● **Directive**
State how many lines in the records hold the word "Trauer", giving the number and no other text.

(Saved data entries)
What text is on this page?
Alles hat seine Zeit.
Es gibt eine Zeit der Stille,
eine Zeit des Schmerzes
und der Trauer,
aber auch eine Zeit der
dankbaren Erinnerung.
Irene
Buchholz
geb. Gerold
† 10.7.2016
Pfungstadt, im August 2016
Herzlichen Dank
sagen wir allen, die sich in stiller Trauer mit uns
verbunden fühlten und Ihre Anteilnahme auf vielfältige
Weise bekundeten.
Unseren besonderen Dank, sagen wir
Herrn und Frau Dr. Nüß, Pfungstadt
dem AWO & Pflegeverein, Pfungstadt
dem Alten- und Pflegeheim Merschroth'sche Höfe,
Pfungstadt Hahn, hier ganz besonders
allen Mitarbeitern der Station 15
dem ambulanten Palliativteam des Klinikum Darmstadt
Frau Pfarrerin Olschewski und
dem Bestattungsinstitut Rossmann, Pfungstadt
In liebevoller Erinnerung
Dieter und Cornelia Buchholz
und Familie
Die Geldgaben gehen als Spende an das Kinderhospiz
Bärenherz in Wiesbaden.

● **Solution**
2